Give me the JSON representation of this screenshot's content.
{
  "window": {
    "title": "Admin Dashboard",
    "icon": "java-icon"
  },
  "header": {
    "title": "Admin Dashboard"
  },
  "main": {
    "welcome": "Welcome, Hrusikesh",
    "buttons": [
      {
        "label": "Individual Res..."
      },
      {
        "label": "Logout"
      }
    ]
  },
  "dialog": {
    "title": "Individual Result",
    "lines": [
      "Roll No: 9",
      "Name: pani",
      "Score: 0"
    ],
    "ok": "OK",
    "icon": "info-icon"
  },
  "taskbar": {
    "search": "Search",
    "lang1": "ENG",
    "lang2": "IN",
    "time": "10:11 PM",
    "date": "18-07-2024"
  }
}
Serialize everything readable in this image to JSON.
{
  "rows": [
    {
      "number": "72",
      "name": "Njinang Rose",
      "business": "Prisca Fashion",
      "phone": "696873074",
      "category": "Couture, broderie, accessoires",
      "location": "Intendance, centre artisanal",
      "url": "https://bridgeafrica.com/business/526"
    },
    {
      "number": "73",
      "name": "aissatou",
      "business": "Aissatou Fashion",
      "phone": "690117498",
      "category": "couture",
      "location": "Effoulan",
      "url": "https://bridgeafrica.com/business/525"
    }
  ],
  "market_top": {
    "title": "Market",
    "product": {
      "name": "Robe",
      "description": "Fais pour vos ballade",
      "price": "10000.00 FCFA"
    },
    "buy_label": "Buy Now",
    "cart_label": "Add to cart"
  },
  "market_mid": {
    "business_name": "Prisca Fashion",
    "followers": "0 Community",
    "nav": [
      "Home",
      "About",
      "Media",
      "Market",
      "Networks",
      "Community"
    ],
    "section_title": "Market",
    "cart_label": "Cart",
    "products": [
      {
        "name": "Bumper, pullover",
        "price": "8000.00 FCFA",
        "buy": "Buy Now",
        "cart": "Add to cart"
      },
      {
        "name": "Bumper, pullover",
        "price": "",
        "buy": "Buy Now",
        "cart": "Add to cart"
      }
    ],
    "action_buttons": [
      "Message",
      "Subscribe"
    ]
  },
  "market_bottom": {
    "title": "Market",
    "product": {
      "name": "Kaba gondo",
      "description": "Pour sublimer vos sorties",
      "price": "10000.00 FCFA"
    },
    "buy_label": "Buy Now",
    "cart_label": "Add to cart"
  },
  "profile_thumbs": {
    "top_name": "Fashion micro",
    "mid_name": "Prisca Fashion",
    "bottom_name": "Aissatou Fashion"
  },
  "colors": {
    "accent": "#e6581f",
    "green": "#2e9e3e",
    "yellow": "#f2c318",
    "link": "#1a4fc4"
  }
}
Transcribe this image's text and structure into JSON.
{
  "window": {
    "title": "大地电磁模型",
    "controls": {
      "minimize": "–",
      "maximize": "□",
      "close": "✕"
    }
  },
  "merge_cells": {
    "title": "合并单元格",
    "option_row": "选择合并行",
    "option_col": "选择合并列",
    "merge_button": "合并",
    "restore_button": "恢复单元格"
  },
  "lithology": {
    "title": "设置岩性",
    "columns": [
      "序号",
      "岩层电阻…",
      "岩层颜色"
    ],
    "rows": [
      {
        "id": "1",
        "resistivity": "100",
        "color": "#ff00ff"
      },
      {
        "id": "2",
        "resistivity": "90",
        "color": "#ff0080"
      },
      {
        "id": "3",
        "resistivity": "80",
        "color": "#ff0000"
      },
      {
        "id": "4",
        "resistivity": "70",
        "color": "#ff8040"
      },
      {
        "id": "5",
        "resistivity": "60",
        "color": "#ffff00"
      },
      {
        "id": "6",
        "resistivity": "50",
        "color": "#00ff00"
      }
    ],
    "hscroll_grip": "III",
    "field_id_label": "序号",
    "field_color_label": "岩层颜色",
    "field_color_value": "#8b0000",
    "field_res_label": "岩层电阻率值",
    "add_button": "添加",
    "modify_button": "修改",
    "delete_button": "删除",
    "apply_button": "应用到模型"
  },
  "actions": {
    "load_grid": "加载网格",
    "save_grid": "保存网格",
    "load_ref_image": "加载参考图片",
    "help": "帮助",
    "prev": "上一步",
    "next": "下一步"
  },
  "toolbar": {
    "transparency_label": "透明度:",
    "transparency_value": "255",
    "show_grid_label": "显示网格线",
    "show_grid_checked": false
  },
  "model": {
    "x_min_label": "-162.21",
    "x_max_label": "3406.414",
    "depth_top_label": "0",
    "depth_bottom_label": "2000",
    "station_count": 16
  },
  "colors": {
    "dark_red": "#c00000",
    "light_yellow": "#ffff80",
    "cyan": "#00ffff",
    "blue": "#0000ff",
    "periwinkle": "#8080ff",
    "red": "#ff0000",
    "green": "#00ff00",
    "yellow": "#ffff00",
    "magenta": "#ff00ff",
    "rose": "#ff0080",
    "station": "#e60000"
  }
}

- [WHAT YOU ARE ASKED TO DO] Print every line of the records exactly. Omit nothing.

- [FINISHED ANSWER]
Give me the JSON representation of this screenshot's content.
{
  "window": {
    "title": "Admin Dashboard",
    "icon": "java-icon"
  },
  "header": {
    "title": "Admin Dashboard"
  },
  "main": {
    "welcome": "Welcome, Hrusikesh",
    "buttons": [
      {
        "label": "Individual Res..."
      },
      {
        "label": "Logout"
      }
    ]
  },
  "dialog": {
    "title": "Individual Result",
    "lines": [
      "Roll No: 9",
      "Name: pani",
      "Score: 0"
    ],
    "ok": "OK",
    "icon": "info-icon"
  },
  "taskbar": {
    "search": "Search",
    "lang1": "ENG",
    "lang2": "IN",
    "time": "10:11 PM",
    "date": "18-07-2024"
  }
}
Serialize everything readable in this image to JSON.
{
  "rows": [
    {
      "number": "72",
      "name": "Njinang Rose",
      "business": "Prisca Fashion",
      "phone": "696873074",
      "category": "Couture, broderie, accessoires",
      "location": "Intendance, centre artisanal",
      "url": "https://bridgeafrica.com/business/526"
    },
    {
      "number": "73",
      "name": "aissatou",
      "business": "Aissatou Fashion",
      "phone": "690117498",
      "category": "couture",
      "location": "Effoulan",
      "url": "https://bridgeafrica.com/business/525"
    }
  ],
  "market_top": {
    "title": "Market",
    "product": {
      "name": "Robe",
      "description": "Fais pour vos ballade",
      "price": "10000.00 FCFA"
    },
    "buy_label": "Buy Now",
    "cart_label": "Add to cart"
  },
  "market_mid": {
    "business_name": "Prisca Fashion",
    "followers": "0 Community",
    "nav": [
      "Home",
      "About",
      "Media",
      "Market",
      "Networks",
      "Community"
    ],
    "section_title": "Market",
    "cart_label": "Cart",
    "products": [
      {
        "name": "Bumper, pullover",
        "price": "8000.00 FCFA",
        "buy": "Buy Now",
        "cart": "Add to cart"
      },
      {
        "name": "Bumper, pullover",
        "price": "",
        "buy": "Buy Now",
        "cart": "Add to cart"
      }
    ],
    "action_buttons": [
      "Message",
      "Subscribe"
    ]
  },
  "market_bottom": {
    "title": "Market",
    "product": {
      "name": "Kaba gondo",
      "description": "Pour sublimer vos sorties",
      "price": "10000.00 FCFA"
    },
    "buy_label": "Buy Now",
    "cart_label": "Add to cart"
  },
  "profile_thumbs": {
    "top_name": "Fashion micro",
    "mid_name": "Prisca Fashion",
    "bottom_name": "Aissatou Fashion"
  },
  "colors": {
    "accent": "#e6581f",
    "green": "#2e9e3e",
    "yellow": "#f2c318",
    "link": "#1a4fc4"
  }
}
Transcribe this image's text and structure into JSON.
{
  "window": {
    "title": "大地电磁模型",
    "controls": {
      "minimize": "–",
      "maximize": "□",
      "close": "✕"
    }
  },
  "merge_cells": {
    "title": "合并单元格",
    "option_row": "选择合并行",
    "option_col": "选择合并列",
    "merge_button": "合并",
    "restore_button": "恢复单元格"
  },
  "lithology": {
    "title": "设置岩性",
    "columns": [
      "序号",
      "岩层电阻…",
      "岩层颜色"
    ],
    "rows": [
      {
        "id": "1",
        "resistivity": "100",
        "color": "#ff00ff"
      },
      {
        "id": "2",
        "resistivity": "90",
        "color": "#ff0080"
      },
      {
        "id": "3",
        "resistivity": "80",
        "color": "#ff0000"
      },
      {
        "id": "4",
        "resistivity": "70",
        "color": "#ff8040"
      },
      {
        "id": "5",
        "resistivity": "60",
        "color": "#ffff00"
      },
      {
        "id": "6",
        "resistivity": "50",
        "color": "#00ff00"
      }
    ],
    "hscroll_grip": "III",
    "field_id_label": "序号",
    "field_color_label": "岩层颜色",
    "field_color_value": "#8b0000",
    "field_res_label": "岩层电阻率值",
    "add_button": "添加",
    "modify_button": "修改",
    "delete_button": "删除",
    "apply_button": "应用到模型"
  },
  "actions": {
    "load_grid": "加载网格",
    "save_grid": "保存网格",
    "load_ref_image": "加载参考图片",
    "help": "帮助",
    "prev": "上一步",
    "next": "下一步"
  },
  "toolbar": {
    "transparency_label": "透明度:",
    "transparency_value": "255",
    "show_grid_label": "显示网格线",
    "show_grid_checked": false
  },
  "model": {
    "x_min_label": "-162.21",
    "x_max_label": "3406.414",
    "depth_top_label": "0",
    "depth_bottom_label": "2000",
    "station_count": 16
  },
  "colors": {
    "dark_red": "#c00000",
    "light_yellow": "#ffff80",
    "cyan": "#00ffff",
    "blue": "#0000ff",
    "periwinkle": "#8080ff",
    "red": "#ff0000",
    "green": "#00ff00",
    "yellow": "#ffff00",
    "magenta": "#ff00ff",
    "rose": "#ff0080",
    "station": "#e60000"
  }
}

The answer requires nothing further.